• _SET PROBLEM_
Locate every line in the material below that has the word "điểm". Copy each of those lines.

• _ITEMS_
--

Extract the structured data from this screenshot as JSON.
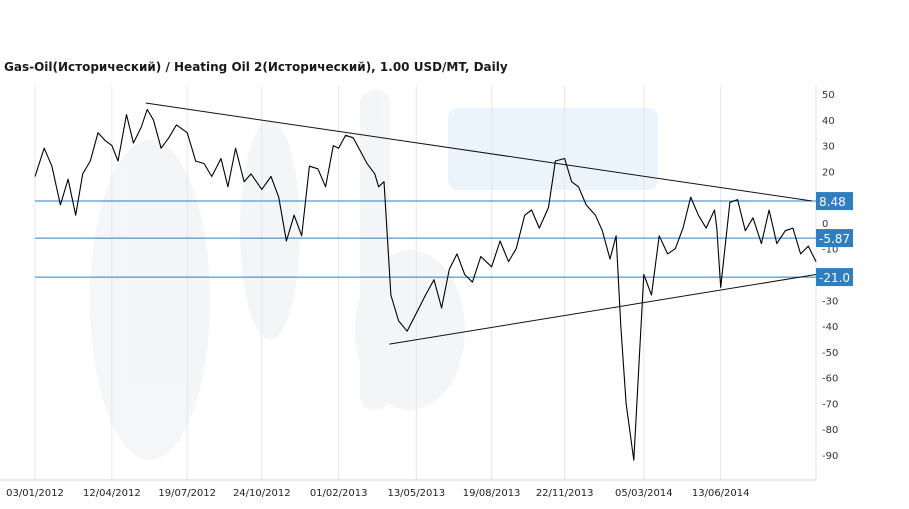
{
  "chart_data": {
    "type": "line",
    "title": "Gas-Oil(Исторический) / Heating Oil 2(Исторический), 1.00 USD/MT, Daily",
    "ylim": [
      -95,
      53
    ],
    "yticks": [
      50,
      40,
      30,
      20,
      10,
      0,
      -10,
      -20,
      -30,
      -40,
      -50,
      -60,
      -70,
      -80,
      -90
    ],
    "xticks": [
      "03/01/2012",
      "12/04/2012",
      "19/07/2012",
      "24/10/2012",
      "01/02/2013",
      "13/05/2013",
      "19/08/2013",
      "22/11/2013",
      "05/03/2014",
      "13/06/2014"
    ],
    "xrange": [
      "2012-01-03",
      "2014-10-15"
    ],
    "grid": "vertical",
    "horizontal_levels": [
      {
        "label": "8.48",
        "value": 8.48
      },
      {
        "label": "-5.87",
        "value": -5.87
      },
      {
        "label": "-21.0",
        "value": -21.0
      }
    ],
    "trendlines": [
      {
        "from": [
          "2012-05-26",
          46.5
        ],
        "to": [
          "2014-10-10",
          8.5
        ]
      },
      {
        "from": [
          "2013-04-08",
          -47
        ],
        "to": [
          "2014-10-15",
          -20
        ]
      }
    ],
    "series": [
      {
        "x": [
          "2012-01-03",
          "2012-01-15",
          "2012-01-25",
          "2012-02-05",
          "2012-02-15",
          "2012-02-25",
          "2012-03-05",
          "2012-03-15",
          "2012-03-25",
          "2012-04-03",
          "2012-04-12",
          "2012-04-20",
          "2012-05-01",
          "2012-05-10",
          "2012-05-20",
          "2012-05-28",
          "2012-06-05",
          "2012-06-15",
          "2012-06-25",
          "2012-07-05",
          "2012-07-19",
          "2012-07-30",
          "2012-08-10",
          "2012-08-20",
          "2012-09-01",
          "2012-09-10",
          "2012-09-20",
          "2012-10-01",
          "2012-10-10",
          "2012-10-24",
          "2012-11-05",
          "2012-11-15",
          "2012-11-25",
          "2012-12-05",
          "2012-12-15",
          "2012-12-25",
          "2013-01-05",
          "2013-01-15",
          "2013-01-25",
          "2013-02-01",
          "2013-02-10",
          "2013-02-20",
          "2013-03-01",
          "2013-03-10",
          "2013-03-20",
          "2013-03-25",
          "2013-04-01",
          "2013-04-10",
          "2013-04-20",
          "2013-05-01",
          "2013-05-13",
          "2013-05-25",
          "2013-06-05",
          "2013-06-15",
          "2013-06-25",
          "2013-07-05",
          "2013-07-15",
          "2013-07-25",
          "2013-08-05",
          "2013-08-19",
          "2013-08-30",
          "2013-09-10",
          "2013-09-20",
          "2013-10-01",
          "2013-10-10",
          "2013-10-20",
          "2013-11-01",
          "2013-11-10",
          "2013-11-22",
          "2013-12-01",
          "2013-12-10",
          "2013-12-20",
          "2014-01-01",
          "2014-01-10",
          "2014-01-20",
          "2014-01-28",
          "2014-02-03",
          "2014-02-10",
          "2014-02-20",
          "2014-03-05",
          "2014-03-15",
          "2014-03-25",
          "2014-04-05",
          "2014-04-15",
          "2014-04-25",
          "2014-05-05",
          "2014-05-15",
          "2014-05-25",
          "2014-06-05",
          "2014-06-08",
          "2014-06-13",
          "2014-06-25",
          "2014-07-05",
          "2014-07-15",
          "2014-07-25",
          "2014-08-05",
          "2014-08-15",
          "2014-08-25",
          "2014-09-05",
          "2014-09-15",
          "2014-09-25",
          "2014-10-05",
          "2014-10-15"
        ],
        "y": [
          18,
          29,
          22,
          7,
          17,
          3,
          19,
          24,
          35,
          32,
          30,
          24,
          42,
          31,
          37,
          44,
          40,
          29,
          33,
          38,
          35,
          24,
          23,
          18,
          25,
          14,
          29,
          16,
          19,
          13,
          18,
          10,
          -7,
          3,
          -5,
          22,
          21,
          14,
          30,
          29,
          34,
          33,
          28,
          23,
          19,
          14,
          16,
          -28,
          -38,
          -42,
          -35,
          -28,
          -22,
          -33,
          -18,
          -12,
          -20,
          -23,
          -13,
          -17,
          -7,
          -15,
          -10,
          3,
          5,
          -2,
          6,
          24,
          25,
          16,
          14,
          7,
          3,
          -3,
          -14,
          -5,
          -40,
          -70,
          -92,
          -20,
          -28,
          -5,
          -12,
          -10,
          -2,
          10,
          3,
          -2,
          5,
          -2,
          -25,
          8,
          9,
          -3,
          2,
          -8,
          5,
          -8,
          -3,
          -2,
          -12,
          -9,
          -15
        ]
      }
    ]
  }
}
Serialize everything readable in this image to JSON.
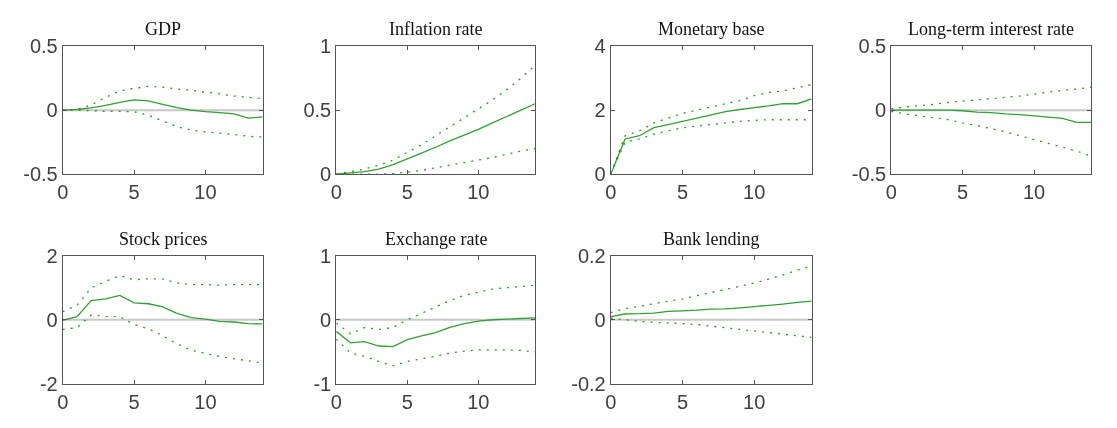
{
  "chart_data": [
    {
      "type": "line",
      "title": "GDP",
      "x": [
        0,
        1,
        2,
        3,
        4,
        5,
        6,
        7,
        8,
        9,
        10,
        11,
        12,
        13,
        14
      ],
      "xlim": [
        0,
        14
      ],
      "xticks": [
        0,
        5,
        10
      ],
      "ylim": [
        -0.5,
        0.5
      ],
      "yticks": [
        -0.5,
        0,
        0.5
      ],
      "ref_lines": [
        {
          "axis": "y",
          "value": 0,
          "color": "#c8c8c8"
        }
      ],
      "series": [
        {
          "color": "#33a033",
          "line_style": "solid",
          "values": [
            0,
            0.005,
            0.017,
            0.037,
            0.06,
            0.08,
            0.072,
            0.045,
            0.02,
            0,
            -0.012,
            -0.02,
            -0.03,
            -0.062,
            -0.052
          ]
        },
        {
          "color": "#2a962a",
          "line_style": "dotted",
          "values": [
            0,
            0.005,
            0.04,
            0.1,
            0.15,
            0.17,
            0.185,
            0.18,
            0.165,
            0.155,
            0.14,
            0.127,
            0.11,
            0.1,
            0.09
          ]
        },
        {
          "color": "#2a962a",
          "line_style": "dotted",
          "values": [
            0,
            0,
            -0.005,
            -0.01,
            -0.01,
            -0.012,
            -0.04,
            -0.085,
            -0.13,
            -0.155,
            -0.17,
            -0.18,
            -0.19,
            -0.205,
            -0.21
          ]
        }
      ]
    },
    {
      "type": "line",
      "title": "Inflation rate",
      "x": [
        0,
        1,
        2,
        3,
        4,
        5,
        6,
        7,
        8,
        9,
        10,
        11,
        12,
        13,
        14
      ],
      "xlim": [
        0,
        14
      ],
      "xticks": [
        0,
        5,
        10
      ],
      "ylim": [
        0,
        1
      ],
      "yticks": [
        0,
        0.5,
        1
      ],
      "series": [
        {
          "color": "#33a033",
          "line_style": "solid",
          "values": [
            0,
            0.01,
            0.02,
            0.04,
            0.075,
            0.12,
            0.165,
            0.21,
            0.26,
            0.305,
            0.35,
            0.4,
            0.45,
            0.5,
            0.55
          ]
        },
        {
          "color": "#2a962a",
          "line_style": "dotted",
          "values": [
            0,
            0.02,
            0.04,
            0.07,
            0.11,
            0.17,
            0.23,
            0.3,
            0.37,
            0.44,
            0.51,
            0.58,
            0.66,
            0.75,
            0.85
          ]
        },
        {
          "color": "#2a962a",
          "line_style": "dotted",
          "values": [
            0,
            0,
            0,
            0,
            0.005,
            0.015,
            0.03,
            0.05,
            0.07,
            0.09,
            0.11,
            0.13,
            0.155,
            0.18,
            0.2
          ]
        }
      ]
    },
    {
      "type": "line",
      "title": "Monetary base",
      "x": [
        0,
        1,
        2,
        3,
        4,
        5,
        6,
        7,
        8,
        9,
        10,
        11,
        12,
        13,
        14
      ],
      "xlim": [
        0,
        14
      ],
      "xticks": [
        0,
        5,
        10
      ],
      "ylim": [
        0,
        4
      ],
      "yticks": [
        0,
        2,
        4
      ],
      "series": [
        {
          "color": "#33a033",
          "line_style": "solid",
          "values": [
            0,
            1.1,
            1.2,
            1.45,
            1.55,
            1.65,
            1.75,
            1.85,
            1.95,
            2.02,
            2.08,
            2.13,
            2.2,
            2.2,
            2.35
          ]
        },
        {
          "color": "#2a962a",
          "line_style": "dotted",
          "values": [
            0,
            1.2,
            1.35,
            1.6,
            1.75,
            1.9,
            2.0,
            2.1,
            2.2,
            2.3,
            2.45,
            2.55,
            2.6,
            2.7,
            2.8
          ]
        },
        {
          "color": "#2a962a",
          "line_style": "dotted",
          "values": [
            0,
            1.0,
            1.1,
            1.25,
            1.35,
            1.45,
            1.5,
            1.55,
            1.6,
            1.65,
            1.68,
            1.7,
            1.7,
            1.7,
            1.7
          ]
        }
      ]
    },
    {
      "type": "line",
      "title": "Long-term interest rate",
      "x": [
        0,
        1,
        2,
        3,
        4,
        5,
        6,
        7,
        8,
        9,
        10,
        11,
        12,
        13,
        14
      ],
      "xlim": [
        0,
        14
      ],
      "xticks": [
        0,
        5,
        10
      ],
      "ylim": [
        -0.5,
        0.5
      ],
      "yticks": [
        -0.5,
        0,
        0.5
      ],
      "ref_lines": [
        {
          "axis": "y",
          "value": 0,
          "color": "#c8c8c8"
        }
      ],
      "series": [
        {
          "color": "#33a033",
          "line_style": "solid",
          "values": [
            0,
            0,
            0,
            0,
            0,
            -0.005,
            -0.015,
            -0.02,
            -0.03,
            -0.035,
            -0.045,
            -0.055,
            -0.065,
            -0.095,
            -0.095
          ]
        },
        {
          "color": "#2a962a",
          "line_style": "dotted",
          "values": [
            0.01,
            0.025,
            0.035,
            0.045,
            0.06,
            0.07,
            0.08,
            0.09,
            0.1,
            0.11,
            0.125,
            0.14,
            0.155,
            0.165,
            0.18
          ]
        },
        {
          "color": "#2a962a",
          "line_style": "dotted",
          "values": [
            -0.01,
            -0.03,
            -0.045,
            -0.06,
            -0.075,
            -0.1,
            -0.12,
            -0.145,
            -0.17,
            -0.2,
            -0.23,
            -0.26,
            -0.29,
            -0.32,
            -0.36
          ]
        }
      ]
    },
    {
      "type": "line",
      "title": "Stock prices",
      "x": [
        0,
        1,
        2,
        3,
        4,
        5,
        6,
        7,
        8,
        9,
        10,
        11,
        12,
        13,
        14
      ],
      "xlim": [
        0,
        14
      ],
      "xticks": [
        0,
        5,
        10
      ],
      "ylim": [
        -2,
        2
      ],
      "yticks": [
        -2,
        0,
        2
      ],
      "ref_lines": [
        {
          "axis": "y",
          "value": 0,
          "color": "#c8c8c8"
        }
      ],
      "series": [
        {
          "color": "#33a033",
          "line_style": "solid",
          "values": [
            -0.02,
            0.1,
            0.6,
            0.65,
            0.76,
            0.53,
            0.5,
            0.4,
            0.2,
            0.07,
            0.02,
            -0.05,
            -0.07,
            -0.12,
            -0.13
          ]
        },
        {
          "color": "#2a962a",
          "line_style": "dotted",
          "values": [
            0.25,
            0.45,
            1.0,
            1.2,
            1.38,
            1.25,
            1.28,
            1.28,
            1.15,
            1.1,
            1.1,
            1.08,
            1.1,
            1.1,
            1.1
          ]
        },
        {
          "color": "#2a962a",
          "line_style": "dotted",
          "values": [
            -0.3,
            -0.25,
            0.15,
            0.1,
            0.1,
            -0.15,
            -0.28,
            -0.5,
            -0.75,
            -0.95,
            -1.05,
            -1.15,
            -1.22,
            -1.28,
            -1.35
          ]
        }
      ]
    },
    {
      "type": "line",
      "title": "Exchange rate",
      "x": [
        0,
        1,
        2,
        3,
        4,
        5,
        6,
        7,
        8,
        9,
        10,
        11,
        12,
        13,
        14
      ],
      "xlim": [
        0,
        14
      ],
      "xticks": [
        0,
        5,
        10
      ],
      "ylim": [
        -1,
        1
      ],
      "yticks": [
        -1,
        0,
        1
      ],
      "ref_lines": [
        {
          "axis": "y",
          "value": 0,
          "color": "#c8c8c8"
        }
      ],
      "series": [
        {
          "color": "#33a033",
          "line_style": "solid",
          "values": [
            -0.18,
            -0.36,
            -0.34,
            -0.41,
            -0.42,
            -0.31,
            -0.25,
            -0.2,
            -0.12,
            -0.06,
            -0.02,
            0,
            0.01,
            0.02,
            0.03
          ]
        },
        {
          "color": "#2a962a",
          "line_style": "dotted",
          "values": [
            -0.05,
            -0.22,
            -0.12,
            -0.15,
            -0.12,
            0,
            0.1,
            0.2,
            0.3,
            0.38,
            0.43,
            0.48,
            0.5,
            0.52,
            0.54
          ]
        },
        {
          "color": "#2a962a",
          "line_style": "dotted",
          "values": [
            -0.3,
            -0.52,
            -0.57,
            -0.65,
            -0.72,
            -0.65,
            -0.61,
            -0.57,
            -0.52,
            -0.49,
            -0.47,
            -0.47,
            -0.47,
            -0.48,
            -0.5
          ]
        }
      ]
    },
    {
      "type": "line",
      "title": "Bank lending",
      "x": [
        0,
        1,
        2,
        3,
        4,
        5,
        6,
        7,
        8,
        9,
        10,
        11,
        12,
        13,
        14
      ],
      "xlim": [
        0,
        14
      ],
      "xticks": [
        0,
        5,
        10
      ],
      "ylim": [
        -0.2,
        0.2
      ],
      "yticks": [
        -0.2,
        0,
        0.2
      ],
      "ref_lines": [
        {
          "axis": "y",
          "value": 0,
          "color": "#c8c8c8"
        }
      ],
      "series": [
        {
          "color": "#33a033",
          "line_style": "solid",
          "values": [
            0.01,
            0.018,
            0.019,
            0.021,
            0.026,
            0.028,
            0.03,
            0.033,
            0.034,
            0.037,
            0.041,
            0.045,
            0.049,
            0.054,
            0.058
          ]
        },
        {
          "color": "#2a962a",
          "line_style": "dotted",
          "values": [
            0.022,
            0.035,
            0.042,
            0.05,
            0.058,
            0.065,
            0.075,
            0.085,
            0.095,
            0.105,
            0.115,
            0.127,
            0.14,
            0.155,
            0.168
          ]
        },
        {
          "color": "#2a962a",
          "line_style": "dotted",
          "values": [
            0.005,
            0,
            -0.005,
            -0.008,
            -0.01,
            -0.012,
            -0.015,
            -0.02,
            -0.025,
            -0.03,
            -0.035,
            -0.04,
            -0.045,
            -0.05,
            -0.055
          ]
        }
      ]
    }
  ]
}
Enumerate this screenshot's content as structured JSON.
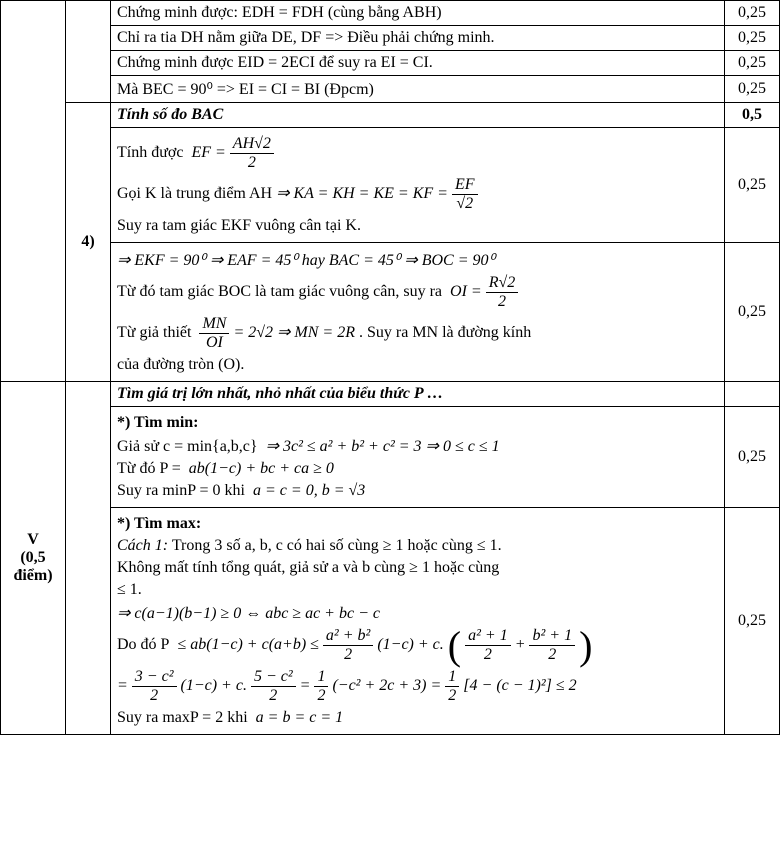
{
  "rows": {
    "r1": {
      "content": "Chứng minh được: EDH = FDH (cùng bằng ABH)",
      "score": "0,25"
    },
    "r2": {
      "content": "Chỉ ra tia DH nằm giữa DE, DF => Điều phải chứng minh.",
      "score": "0,25"
    },
    "r3": {
      "content": "Chứng minh được EID = 2ECI để suy ra EI = CI.",
      "score": "0,25"
    },
    "r4": {
      "content": "Mà BEC = 90⁰ => EI = CI = BI (Đpcm)",
      "score": "0,25"
    },
    "r5": {
      "title": "Tính số đo BAC",
      "score": "0,5"
    },
    "r6": {
      "l1": "Tính được",
      "ef_eq": "EF =",
      "ah_sqrt2": "AH√2",
      "two": "2",
      "l2": "Gọi K là trung điểm AH",
      "ka_chain": "⇒ KA = KH = KE = KF =",
      "ef": "EF",
      "sqrt2": "√2",
      "l3": "Suy ra tam giác EKF vuông cân tại K.",
      "score": "0,25"
    },
    "r7": {
      "l1": "⇒ EKF = 90⁰ ⇒ EAF = 45⁰ hay BAC = 45⁰ ⇒ BOC = 90⁰",
      "l2a": "Từ đó tam giác BOC là tam giác vuông cân, suy ra",
      "oi_eq": "OI =",
      "r_sqrt2": "R√2",
      "two": "2",
      "l3a": "Từ giả thiết",
      "mn": "MN",
      "oi": "OI",
      "eq2sqrt2": "= 2√2 ⇒ MN = 2R",
      "l3b": ". Suy ra MN là đường kính",
      "l4": "của đường tròn (O).",
      "score": "0,25"
    },
    "r8": {
      "title": "Tìm giá trị lớn nhất, nhỏ nhất của biểu thức P …"
    },
    "r9": {
      "h": "*) Tìm min:",
      "l1a": "Giả sử c = min{a,b,c}",
      "l1b": "⇒ 3c² ≤ a² + b² + c² = 3 ⇒ 0 ≤ c ≤ 1",
      "l2a": "Từ đó P =",
      "l2b": "ab(1−c) + bc + ca ≥ 0",
      "l3a": "Suy ra minP = 0 khi",
      "l3b": "a = c = 0, b = √3",
      "score": "0,25"
    },
    "r10": {
      "h": "*) Tìm max:",
      "l1a": "Cách 1:",
      "l1b": "Trong 3 số a, b, c có hai số cùng ≥ 1 hoặc cùng ≤ 1.",
      "l2": "Không mất tính tổng quát, giả sử a và b cùng ≥ 1 hoặc cùng",
      "l3": "≤ 1.",
      "l4": "⇒ c(a−1)(b−1) ≥ 0 ⇔ abc ≥ ac + bc − c",
      "l5a": "Do đó P",
      "l5b": "≤ ab(1−c) + c(a+b) ≤",
      "a2b2": "a² + b²",
      "two": "2",
      "l5c": "(1−c) + c.",
      "a21": "a² + 1",
      "b21": "b² + 1",
      "l6eq": "=",
      "three_c2": "3 − c²",
      "l6b": "(1−c) + c.",
      "five_c2": "5 − c²",
      "l6c": "=",
      "one": "1",
      "l6d": "(−c² + 2c + 3) =",
      "l6e": "[4 − (c − 1)²] ≤ 2",
      "l7a": "Suy ra maxP = 2 khi",
      "l7b": "a = b = c = 1",
      "score": "0,25"
    }
  },
  "labels": {
    "part4": "4)",
    "sectionV": "V",
    "sectionV2": "(0,5",
    "sectionV3": "điểm)"
  }
}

--

• _REPLY TO THE EXERCISE_
      "l2": "Gọi K là trung điểm AH",
    "sectionV3": "điểm)"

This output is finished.